(Extracts from a graphics dataset)
(begin)

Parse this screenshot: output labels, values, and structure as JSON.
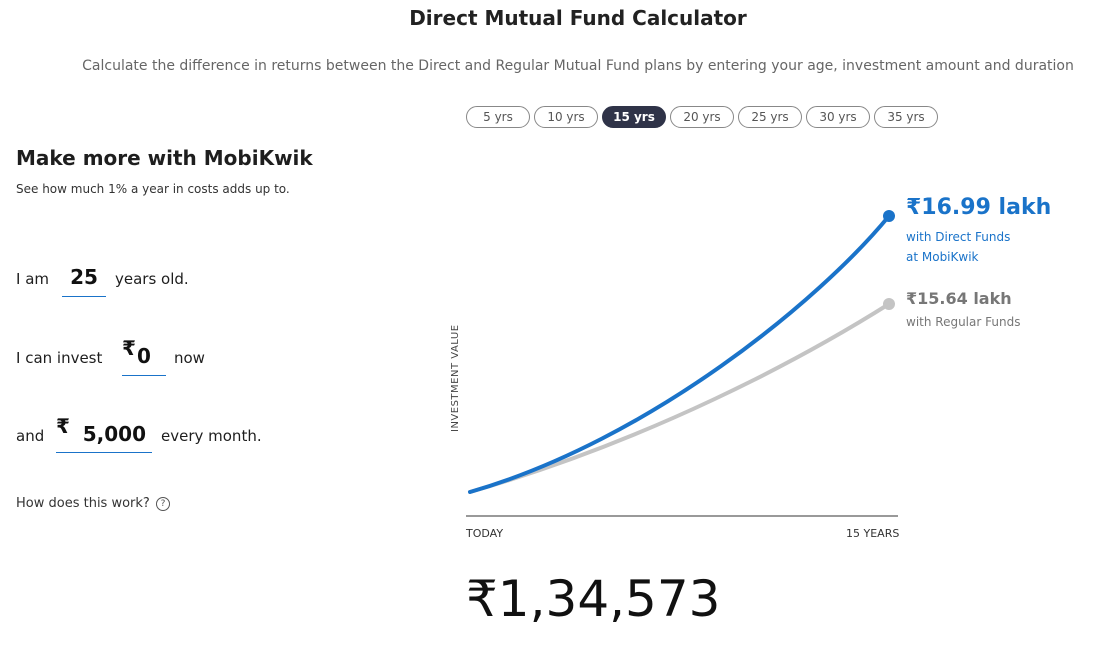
{
  "header": {
    "title": "Direct Mutual Fund Calculator",
    "subtitle": "Calculate the difference in returns between the Direct and Regular Mutual Fund plans by entering your age, investment amount and duration"
  },
  "tabs": [
    {
      "label": "5 yrs"
    },
    {
      "label": "10 yrs"
    },
    {
      "label": "15 yrs",
      "active": true
    },
    {
      "label": "20 yrs"
    },
    {
      "label": "25 yrs"
    },
    {
      "label": "30 yrs"
    },
    {
      "label": "35 yrs"
    }
  ],
  "left": {
    "heading": "Make more with MobiKwik",
    "subheading": "See how much 1% a year in costs adds up to.",
    "age_prefix": "I am",
    "age_value": "25",
    "age_suffix": "years old.",
    "invest_prefix": "I can invest",
    "currency_symbol": "₹",
    "invest_value": "0",
    "invest_suffix": "now",
    "monthly_prefix": "and",
    "monthly_value": "5,000",
    "monthly_suffix": "every month.",
    "how_link": "How does this work?",
    "how_icon": "?"
  },
  "chart": {
    "ylabel": "INVESTMENT VALUE",
    "x_start": "TODAY",
    "x_end": "15 YEARS",
    "direct_value": "₹16.99 lakh",
    "direct_caption_1": "with Direct Funds",
    "direct_caption_2": "at MobiKwik",
    "regular_value": "₹15.64 lakh",
    "regular_caption": "with Regular Funds",
    "direct_color": "#1a73c9",
    "regular_color": "#c4c4c4"
  },
  "chart_data": {
    "type": "line",
    "x": [
      "TODAY",
      "15 YEARS"
    ],
    "series": [
      {
        "name": "with Direct Funds",
        "end_value_lakh": 16.99
      },
      {
        "name": "with Regular Funds",
        "end_value_lakh": 15.64
      }
    ]
  },
  "difference": "₹1,34,573"
}
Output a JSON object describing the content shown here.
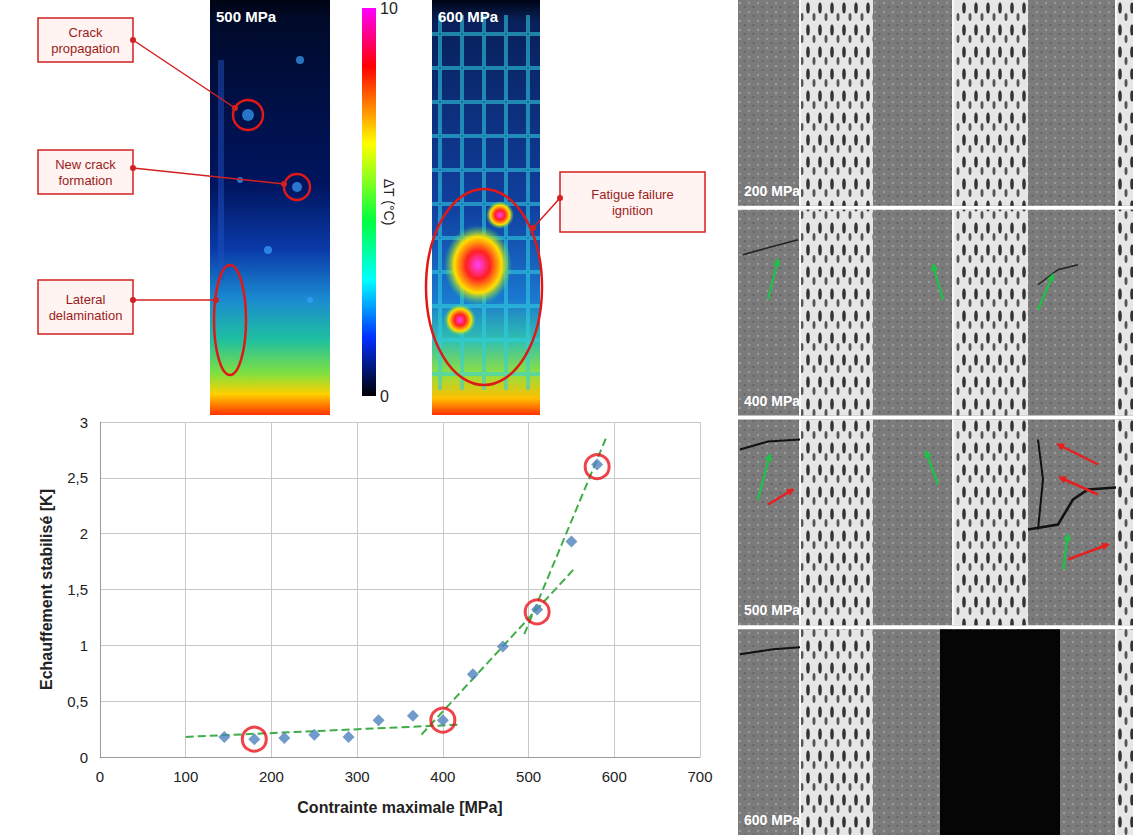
{
  "thermal_panel": {
    "images": [
      {
        "label": "500 MPa",
        "annotations": [
          "Crack propagation",
          "New crack formation",
          "Lateral delamination"
        ]
      },
      {
        "label": "600 MPa",
        "annotations": [
          "Fatigue failure ignition"
        ]
      }
    ],
    "colorbar": {
      "label": "ΔT (°C)",
      "range": [
        0,
        10
      ],
      "ticks": [
        0,
        10
      ]
    }
  },
  "micrographs": [
    {
      "label": "200 MPa"
    },
    {
      "label": "400 MPa"
    },
    {
      "label": "500 MPa"
    },
    {
      "label": "600 MPa"
    }
  ],
  "chart_data": {
    "type": "scatter",
    "x_label": "Contrainte maximale [MPa]",
    "y_label": "Echauffement stabilisé [K]",
    "xlim": [
      0,
      700
    ],
    "xticks": [
      0,
      100,
      200,
      300,
      400,
      500,
      600,
      700
    ],
    "ylim": [
      0,
      3
    ],
    "yticks": [
      0,
      {
        "value": 0.5,
        "label": "0,5"
      },
      1,
      {
        "value": 1.5,
        "label": "1,5"
      },
      2,
      {
        "value": 2.5,
        "label": "2,5"
      },
      3
    ],
    "grid": true,
    "series": [
      {
        "type": "line",
        "line_style": "dashed",
        "color": "#3fae49",
        "x": [
          100,
          420
        ],
        "values": [
          0.18,
          0.29
        ]
      },
      {
        "type": "line",
        "line_style": "dashed",
        "color": "#3fae49",
        "x": [
          375,
          555
        ],
        "values": [
          0.2,
          1.7
        ]
      },
      {
        "type": "line",
        "line_style": "dashed",
        "color": "#3fae49",
        "x": [
          495,
          590
        ],
        "values": [
          1.1,
          2.85
        ]
      },
      {
        "type": "scatter",
        "marker": "diamond",
        "color": "#4f81bd",
        "x": [
          145,
          180,
          215,
          250,
          290,
          325,
          365,
          400,
          435,
          470,
          510,
          550,
          580
        ],
        "values": [
          0.18,
          0.16,
          0.17,
          0.2,
          0.18,
          0.33,
          0.37,
          0.33,
          0.74,
          0.99,
          1.32,
          1.93,
          2.62
        ]
      },
      {
        "type": "scatter",
        "marker": "emptyCircle",
        "color": "#e8141b",
        "x": [
          180,
          400,
          510,
          580
        ],
        "values": [
          0.16,
          0.33,
          1.3,
          2.6
        ]
      }
    ]
  }
}
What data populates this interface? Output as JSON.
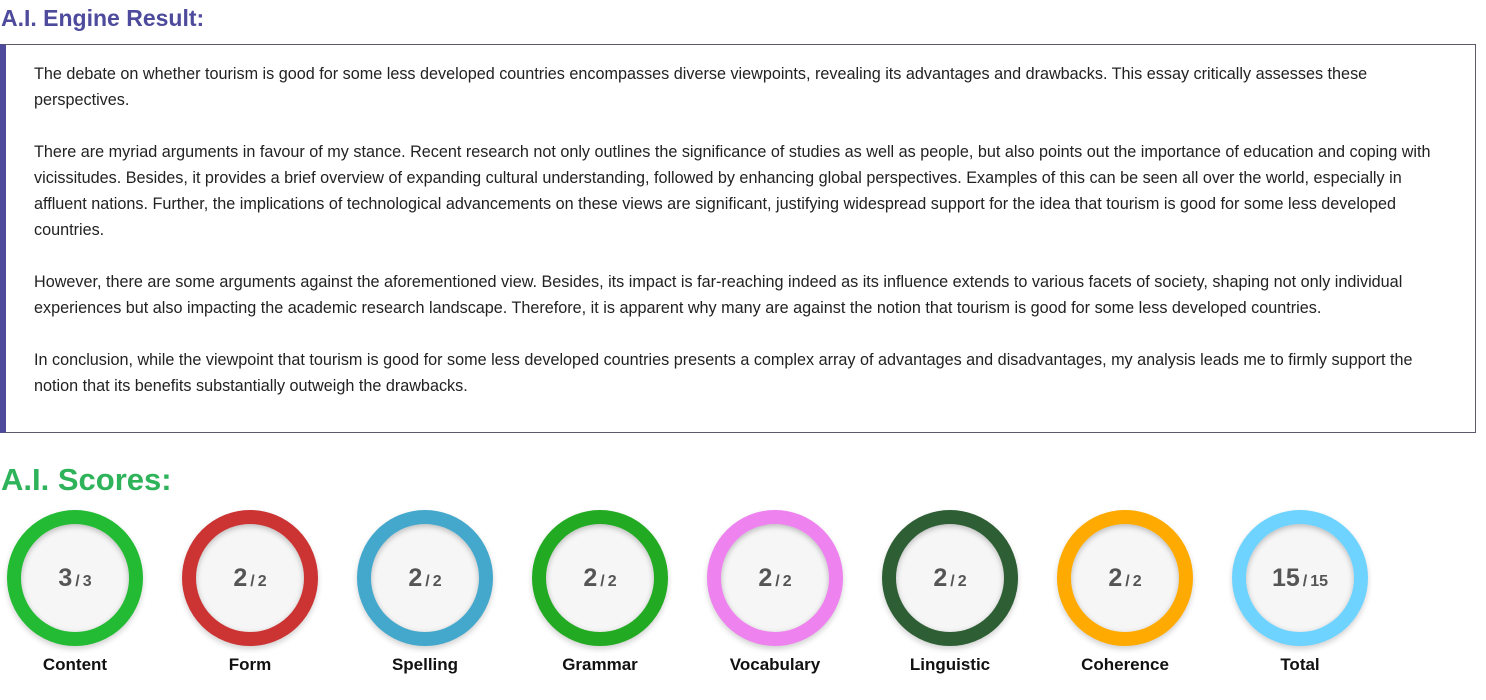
{
  "result": {
    "title": "A.I. Engine Result:",
    "paragraphs": [
      "The debate on whether tourism is good for some less developed countries encompasses diverse viewpoints, revealing its advantages and drawbacks. This essay critically assesses these perspectives.",
      "There are myriad arguments in favour of my stance. Recent research not only outlines the significance of studies as well as people, but also points out the importance of education and coping with vicissitudes. Besides, it provides a brief overview of expanding cultural understanding, followed by enhancing global perspectives. Examples of this can be seen all over the world, especially in affluent nations. Further, the implications of technological advancements on these views are significant, justifying widespread support for the idea that tourism is good for some less developed countries.",
      "However, there are some arguments against the aforementioned view. Besides, its impact is far-reaching indeed as its influence extends to various facets of society, shaping not only individual experiences but also impacting the academic research landscape. Therefore, it is apparent why many are against the notion that tourism is good for some less developed countries.",
      "In conclusion, while the viewpoint that tourism is good for some less developed countries presents a complex array of advantages and disadvantages, my analysis leads me to firmly support the notion that its benefits substantially outweigh the drawbacks."
    ]
  },
  "scores": {
    "title": "A.I. Scores:",
    "separator": "/",
    "items": [
      {
        "label": "Content",
        "value": "3",
        "max": "3",
        "color": "#22bb33"
      },
      {
        "label": "Form",
        "value": "2",
        "max": "2",
        "color": "#cc3333"
      },
      {
        "label": "Spelling",
        "value": "2",
        "max": "2",
        "color": "#44a8cc"
      },
      {
        "label": "Grammar",
        "value": "2",
        "max": "2",
        "color": "#22aa22"
      },
      {
        "label": "Vocabulary",
        "value": "2",
        "max": "2",
        "color": "#ee82ee"
      },
      {
        "label": "Linguistic",
        "value": "2",
        "max": "2",
        "color": "#2e5e34"
      },
      {
        "label": "Coherence",
        "value": "2",
        "max": "2",
        "color": "#ffaa00"
      },
      {
        "label": "Total",
        "value": "15",
        "max": "15",
        "color": "#6fd3ff"
      }
    ]
  }
}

(end)

(THE EXERCISE)
Retype all entries exactly as they appear, dropping the images.

(SOLUTION FOR THIS TASK)
Parse this screenshot: output labels, values, and structure as JSON.
{
  "header": {
    "title": "Direct Mutual Fund Calculator",
    "subtitle": "Calculate the difference in returns between the Direct and Regular Mutual Fund plans by entering your age, investment amount and duration"
  },
  "tabs": [
    {
      "label": "5 yrs"
    },
    {
      "label": "10 yrs"
    },
    {
      "label": "15 yrs",
      "active": true
    },
    {
      "label": "20 yrs"
    },
    {
      "label": "25 yrs"
    },
    {
      "label": "30 yrs"
    },
    {
      "label": "35 yrs"
    }
  ],
  "left": {
    "heading": "Make more with MobiKwik",
    "subheading": "See how much 1% a year in costs adds up to.",
    "age_prefix": "I am",
    "age_value": "25",
    "age_suffix": "years old.",
    "invest_prefix": "I can invest",
    "currency_symbol": "₹",
    "invest_value": "0",
    "invest_suffix": "now",
    "monthly_prefix": "and",
    "monthly_value": "5,000",
    "monthly_suffix": "every month.",
    "how_link": "How does this work?",
    "how_icon": "?"
  },
  "chart": {
    "ylabel": "INVESTMENT VALUE",
    "x_start": "TODAY",
    "x_end": "15 YEARS",
    "direct_value": "₹16.99 lakh",
    "direct_caption_1": "with Direct Funds",
    "direct_caption_2": "at MobiKwik",
    "regular_value": "₹15.64 lakh",
    "regular_caption": "with Regular Funds",
    "direct_color": "#1a73c9",
    "regular_color": "#c4c4c4"
  },
  "chart_data": {
    "type": "line",
    "x": [
      "TODAY",
      "15 YEARS"
    ],
    "series": [
      {
        "name": "with Direct Funds",
        "end_value_lakh": 16.99
      },
      {
        "name": "with Regular Funds",
        "end_value_lakh": 15.64
      }
    ]
  },
  "difference": "₹1,34,573"
}
Output a JSON object describing the content shown here.
{
  "thermal_panel": {
    "images": [
      {
        "label": "500 MPa",
        "annotations": [
          "Crack propagation",
          "New crack formation",
          "Lateral delamination"
        ]
      },
      {
        "label": "600 MPa",
        "annotations": [
          "Fatigue failure ignition"
        ]
      }
    ],
    "colorbar": {
      "label": "ΔT (°C)",
      "range": [
        0,
        10
      ],
      "ticks": [
        0,
        10
      ]
    }
  },
  "micrographs": [
    {
      "label": "200 MPa"
    },
    {
      "label": "400 MPa"
    },
    {
      "label": "500 MPa"
    },
    {
      "label": "600 MPa"
    }
  ],
  "chart_data": {
    "type": "scatter",
    "x_label": "Contrainte maximale [MPa]",
    "y_label": "Echauffement stabilisé [K]",
    "xlim": [
      0,
      700
    ],
    "xticks": [
      0,
      100,
      200,
      300,
      400,
      500,
      600,
      700
    ],
    "ylim": [
      0,
      3
    ],
    "yticks": [
      0,
      {
        "value": 0.5,
        "label": "0,5"
      },
      1,
      {
        "value": 1.5,
        "label": "1,5"
      },
      2,
      {
        "value": 2.5,
        "label": "2,5"
      },
      3
    ],
    "grid": true,
    "series": [
      {
        "type": "line",
        "line_style": "dashed",
        "color": "#3fae49",
        "x": [
          100,
          420
        ],
        "values": [
          0.18,
          0.29
        ]
      },
      {
        "type": "line",
        "line_style": "dashed",
        "color": "#3fae49",
        "x": [
          375,
          555
        ],
        "values": [
          0.2,
          1.7
        ]
      },
      {
        "type": "line",
        "line_style": "dashed",
        "color": "#3fae49",
        "x": [
          495,
          590
        ],
        "values": [
          1.1,
          2.85
        ]
      },
      {
        "type": "scatter",
        "marker": "diamond",
        "color": "#4f81bd",
        "x": [
          145,
          180,
          215,
          250,
          290,
          325,
          365,
          400,
          435,
          470,
          510,
          550,
          580
        ],
        "values": [
          0.18,
          0.16,
          0.17,
          0.2,
          0.18,
          0.33,
          0.37,
          0.33,
          0.74,
          0.99,
          1.32,
          1.93,
          2.62
        ]
      },
      {
        "type": "scatter",
        "marker": "emptyCircle",
        "color": "#e8141b",
        "x": [
          180,
          400,
          510,
          580
        ],
        "values": [
          0.16,
          0.33,
          1.3,
          2.6
        ]
      }
    ]
  }
}
What data populates this interface? Output as JSON.
{
  "result": {
    "title": "A.I. Engine Result:",
    "paragraphs": [
      "The debate on whether tourism is good for some less developed countries encompasses diverse viewpoints, revealing its advantages and drawbacks. This essay critically assesses these perspectives.",
      "There are myriad arguments in favour of my stance. Recent research not only outlines the significance of studies as well as people, but also points out the importance of education and coping with vicissitudes. Besides, it provides a brief overview of expanding cultural understanding, followed by enhancing global perspectives. Examples of this can be seen all over the world, especially in affluent nations. Further, the implications of technological advancements on these views are significant, justifying widespread support for the idea that tourism is good for some less developed countries.",
      "However, there are some arguments against the aforementioned view. Besides, its impact is far-reaching indeed as its influence extends to various facets of society, shaping not only individual experiences but also impacting the academic research landscape. Therefore, it is apparent why many are against the notion that tourism is good for some less developed countries.",
      "In conclusion, while the viewpoint that tourism is good for some less developed countries presents a complex array of advantages and disadvantages, my analysis leads me to firmly support the notion that its benefits substantially outweigh the drawbacks."
    ]
  },
  "scores": {
    "title": "A.I. Scores:",
    "separator": "/",
    "items": [
      {
        "label": "Content",
        "value": "3",
        "max": "3",
        "color": "#22bb33"
      },
      {
        "label": "Form",
        "value": "2",
        "max": "2",
        "color": "#cc3333"
      },
      {
        "label": "Spelling",
        "value": "2",
        "max": "2",
        "color": "#44a8cc"
      },
      {
        "label": "Grammar",
        "value": "2",
        "max": "2",
        "color": "#22aa22"
      },
      {
        "label": "Vocabulary",
        "value": "2",
        "max": "2",
        "color": "#ee82ee"
      },
      {
        "label": "Linguistic",
        "value": "2",
        "max": "2",
        "color": "#2e5e34"
      },
      {
        "label": "Coherence",
        "value": "2",
        "max": "2",
        "color": "#ffaa00"
      },
      {
        "label": "Total",
        "value": "15",
        "max": "15",
        "color": "#6fd3ff"
      }
    ]
  }
}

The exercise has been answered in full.